— start STORED RECORDS —

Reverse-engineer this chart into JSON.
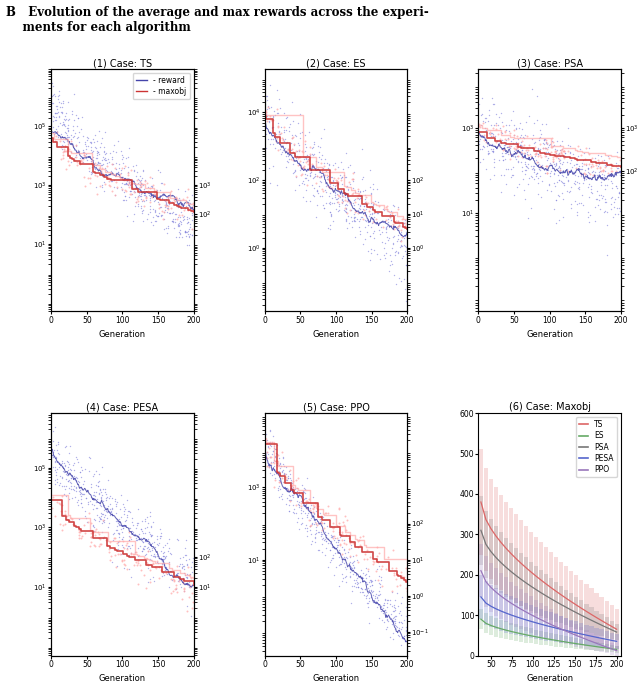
{
  "title_B": "B",
  "title_text": "Evolution of the average and max rewards across the experi-\nments for each algorithm",
  "subplot_titles": [
    "(1) Case: TS",
    "(2) Case: ES",
    "(3) Case: PSA",
    "(4) Case: PESA",
    "(5) Case: PPO",
    "(6) Case: Maxobj"
  ],
  "legend_reward_label": "- reward",
  "legend_maxobj_label": "- maxobj",
  "reward_color": "#8888dd",
  "maxobj_color": "#ffaaaa",
  "reward_color_dark": "#4444aa",
  "maxobj_color_dark": "#cc3333",
  "xlabel": "Generation",
  "maxobj_ylim": [
    0,
    600
  ],
  "maxobj_yticks": [
    0,
    100,
    200,
    300,
    400,
    500,
    600
  ],
  "maxobj_xticks": [
    50,
    75,
    100,
    125,
    150,
    175,
    200
  ],
  "algo_colors": {
    "TS": "#dd6666",
    "ES": "#66aa66",
    "PSA": "#777777",
    "PESA": "#5566cc",
    "PPO": "#9977bb"
  },
  "algo_list": [
    "TS",
    "ES",
    "PSA",
    "PESA",
    "PPO"
  ]
}
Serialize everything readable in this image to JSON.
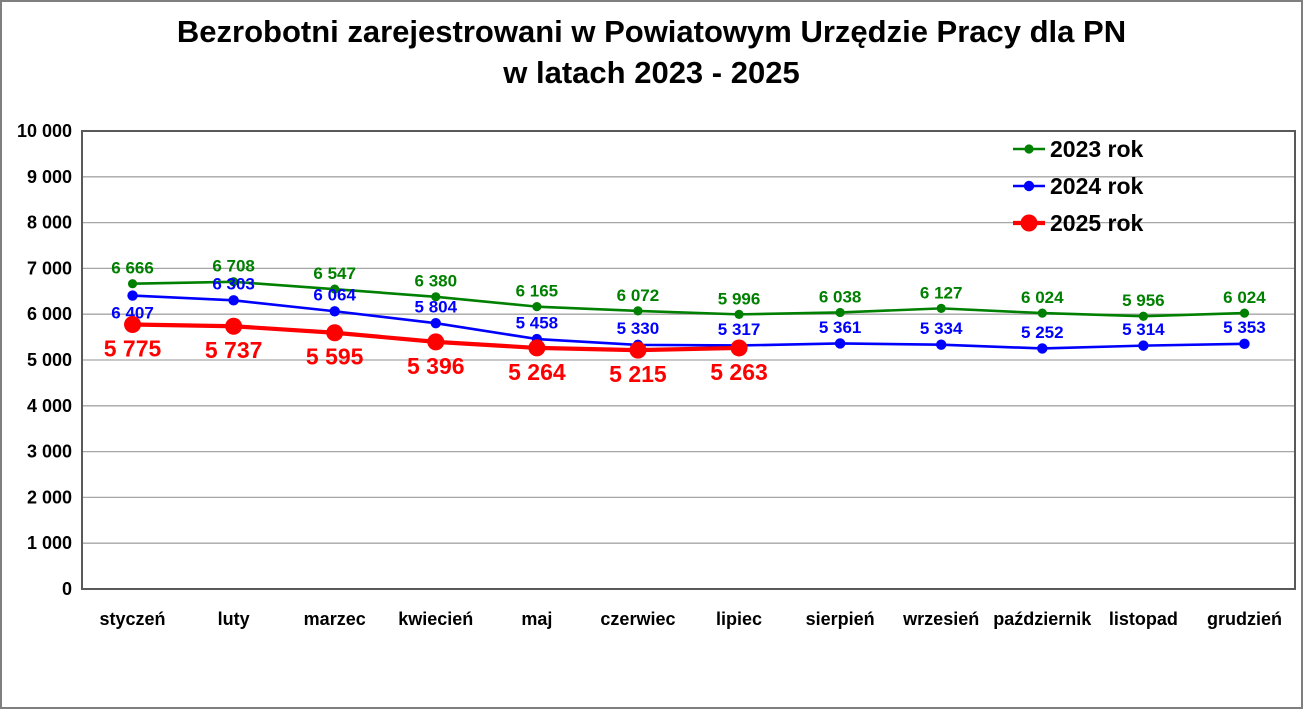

— end STORED RECORDS —

Restate each line of the records exactly; pictures do not belong in the copy.

▶ **WRITTEN ANSWER**:
Reverse-engineer this chart into JSON.
{
  "title_B": "B",
  "title_text": "Evolution of the average and max rewards across the experi-\nments for each algorithm",
  "subplot_titles": [
    "(1) Case: TS",
    "(2) Case: ES",
    "(3) Case: PSA",
    "(4) Case: PESA",
    "(5) Case: PPO",
    "(6) Case: Maxobj"
  ],
  "legend_reward_label": "- reward",
  "legend_maxobj_label": "- maxobj",
  "reward_color": "#8888dd",
  "maxobj_color": "#ffaaaa",
  "reward_color_dark": "#4444aa",
  "maxobj_color_dark": "#cc3333",
  "xlabel": "Generation",
  "maxobj_ylim": [
    0,
    600
  ],
  "maxobj_yticks": [
    0,
    100,
    200,
    300,
    400,
    500,
    600
  ],
  "maxobj_xticks": [
    50,
    75,
    100,
    125,
    150,
    175,
    200
  ],
  "algo_colors": {
    "TS": "#dd6666",
    "ES": "#66aa66",
    "PSA": "#777777",
    "PESA": "#5566cc",
    "PPO": "#9977bb"
  },
  "algo_list": [
    "TS",
    "ES",
    "PSA",
    "PESA",
    "PPO"
  ]
}
Serialize everything readable in this image to JSON.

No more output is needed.